A cheating device is any device or method that is used to manipulate gameplay in a way other than permitted in a game's original programming. Examples of popular cheating devices used with Animal Crossing include the Action Replay line of devices produced by Datel and the GameShark line produced by MadCatz. There also exists a variety of ways to modify the data of an Animal Crossing save file through the use of specially designed computer programs such as the Animal Crossing Map Editor for Animal Crossing: Wild World and ACToolkit for Animal Crossing: City Folk.
- 1 Console devices
- 2 Action Replay codes
- 3 In-game effects
- 4 Game save editors
- 5 Gallery
- 6 References
Cheating devices that are inserted into a console are generally seated between the console and the game, allowing them to regulate interaction between the two. This often involves temporary or permanent changes to a game's code or save data. Alternatively, the device may simply load replacement save data into the game's memory rather than affecting gameplay directly.
The GameShark name was originally used to market products manufactured by Datel in the United States with the company InterAct serving as a local distributor. In 2003 InterAct was sold to MadCatz by parent company Recoton, which had fallen into bankruptcy. While MadCatz kept the GameShark name, Datel held onto the rights to release its proprietary line of cheating devices (aka Action Replay) in North America. This resulted in both companies producing cheating devices for the Nintendo 64 and Nintendo GameCube under different names.
Many versions of the GameShark exist for the Nintendo 64, with later releases offering enhanced features such as the ability to connect to a PC. These successive releases were also made necessary by Nintendo's consistent programming attempts designed to prevent the use of cheating devices. After InterAct's acquisition by MadCatz, Datel's products could no longer be sold under the GameShark name. This resulted in the release of Action Replay branded cheating devices by Datel which are otherwise identical to GameShark branded products.
While there are no known codes specific to Doubutsu no Mori, as neither the GameShark nor the Action Replay saw Japanese release, it is possible to create custom codes for the title using these devices. Additionally, such a cheating device can be used to circumvent the physical barrier, or region lock, that prevents one from playing Dōbutsu no Mori on a non-Japanese console.
Instead of inputting codes, the GameShark for the GameCube simply came loaded with game saves, more of which could be downloaded online. Due to its inability to actually manipulate programmed gameplay elements, it sold poorly compared to Datel's Action Replay device. As it is now a discontinued product and its official site no longer online, its compatibility with Animal Crossing cannot be confirmed. However, an archive of available game saves as of May 2010 does not list Animal Crossing as a supported title.

TASKS FOR THIS EXERCISE
1. From the article on cheating devices, reproduce the passage starting with "A cheating device is" and going on through "Crossing: City Folk.", replacing "GameShark" with "Game Shark".
2. Using the article on cheating devices, decide whether each statement agrees with it, answering yes or no and quoting the deciding words: (a) InterAct was sold to MadCatz in 2003. (b) The GameShark for the GameCube outsold Datel's Action Replay. (c) Both the GameShark and the Action Replay were released in Japan.
The data presented next are independent material, unconnected to the article on cheating devices.

Dataset entries
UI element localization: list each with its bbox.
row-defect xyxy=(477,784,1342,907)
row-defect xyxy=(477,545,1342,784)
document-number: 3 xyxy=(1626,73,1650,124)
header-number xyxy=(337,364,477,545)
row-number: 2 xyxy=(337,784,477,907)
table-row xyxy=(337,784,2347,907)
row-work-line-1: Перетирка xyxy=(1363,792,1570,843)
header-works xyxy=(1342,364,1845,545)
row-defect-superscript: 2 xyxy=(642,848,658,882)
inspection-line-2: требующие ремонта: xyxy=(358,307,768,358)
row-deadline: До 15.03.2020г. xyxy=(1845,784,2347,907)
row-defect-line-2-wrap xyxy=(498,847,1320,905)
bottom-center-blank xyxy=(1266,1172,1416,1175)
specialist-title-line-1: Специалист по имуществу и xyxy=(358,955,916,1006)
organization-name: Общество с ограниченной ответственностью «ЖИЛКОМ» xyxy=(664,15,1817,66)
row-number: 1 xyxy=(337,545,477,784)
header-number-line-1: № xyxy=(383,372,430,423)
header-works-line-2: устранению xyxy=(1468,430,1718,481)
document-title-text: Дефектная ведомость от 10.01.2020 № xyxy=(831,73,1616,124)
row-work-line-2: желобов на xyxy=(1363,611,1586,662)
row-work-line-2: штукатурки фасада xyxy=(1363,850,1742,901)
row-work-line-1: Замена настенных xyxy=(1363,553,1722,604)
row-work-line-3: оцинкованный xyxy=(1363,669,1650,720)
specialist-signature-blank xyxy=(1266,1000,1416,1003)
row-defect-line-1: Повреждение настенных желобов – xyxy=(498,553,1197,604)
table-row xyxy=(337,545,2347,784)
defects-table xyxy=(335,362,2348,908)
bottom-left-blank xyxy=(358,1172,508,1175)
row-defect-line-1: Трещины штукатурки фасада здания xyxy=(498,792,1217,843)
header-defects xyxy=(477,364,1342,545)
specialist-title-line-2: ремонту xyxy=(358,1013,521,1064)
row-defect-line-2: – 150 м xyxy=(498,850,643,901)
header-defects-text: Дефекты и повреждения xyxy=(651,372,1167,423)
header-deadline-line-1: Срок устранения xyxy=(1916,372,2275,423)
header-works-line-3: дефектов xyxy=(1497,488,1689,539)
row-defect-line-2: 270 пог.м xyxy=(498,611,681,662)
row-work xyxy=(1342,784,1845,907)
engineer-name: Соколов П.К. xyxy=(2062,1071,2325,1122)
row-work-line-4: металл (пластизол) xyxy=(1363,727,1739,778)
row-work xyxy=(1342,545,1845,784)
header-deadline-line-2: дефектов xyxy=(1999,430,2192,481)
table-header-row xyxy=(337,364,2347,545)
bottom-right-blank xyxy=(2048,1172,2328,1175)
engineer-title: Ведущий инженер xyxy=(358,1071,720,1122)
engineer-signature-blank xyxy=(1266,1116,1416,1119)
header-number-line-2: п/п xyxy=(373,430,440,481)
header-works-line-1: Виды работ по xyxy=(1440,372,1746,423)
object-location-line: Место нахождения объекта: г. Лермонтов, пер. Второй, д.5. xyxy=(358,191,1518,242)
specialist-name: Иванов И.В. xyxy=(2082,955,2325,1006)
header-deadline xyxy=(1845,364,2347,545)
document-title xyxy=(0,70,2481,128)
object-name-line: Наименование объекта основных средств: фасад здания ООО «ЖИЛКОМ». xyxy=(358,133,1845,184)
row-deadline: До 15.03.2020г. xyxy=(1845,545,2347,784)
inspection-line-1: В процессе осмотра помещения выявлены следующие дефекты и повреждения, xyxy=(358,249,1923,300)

TASK-BY-TASK ANSWERS
1.
A cheating device is any device or method that is used to manipulate gameplay in a way other than permitted in a game's original programming. Examples of popular cheating devices used with Animal Crossing include the Action Replay line of devices produced by Datel and the Game Shark line produced by MadCatz. There also exists a variety of ways to modify the data of an Animal Crossing save file through the use of specially designed computer programs such as the Animal Crossing Map Editor for Animal Crossing: Wild World and ACToolkit for Animal Crossing: City Folk.

2.
(a) Yes: "In 2003 InterAct was sold to MadCatz by parent company Recoton"
(b) No: "it sold poorly compared to Datel's Action Replay device"
(c) No: "neither the GameShark nor the Action Replay saw Japanese release"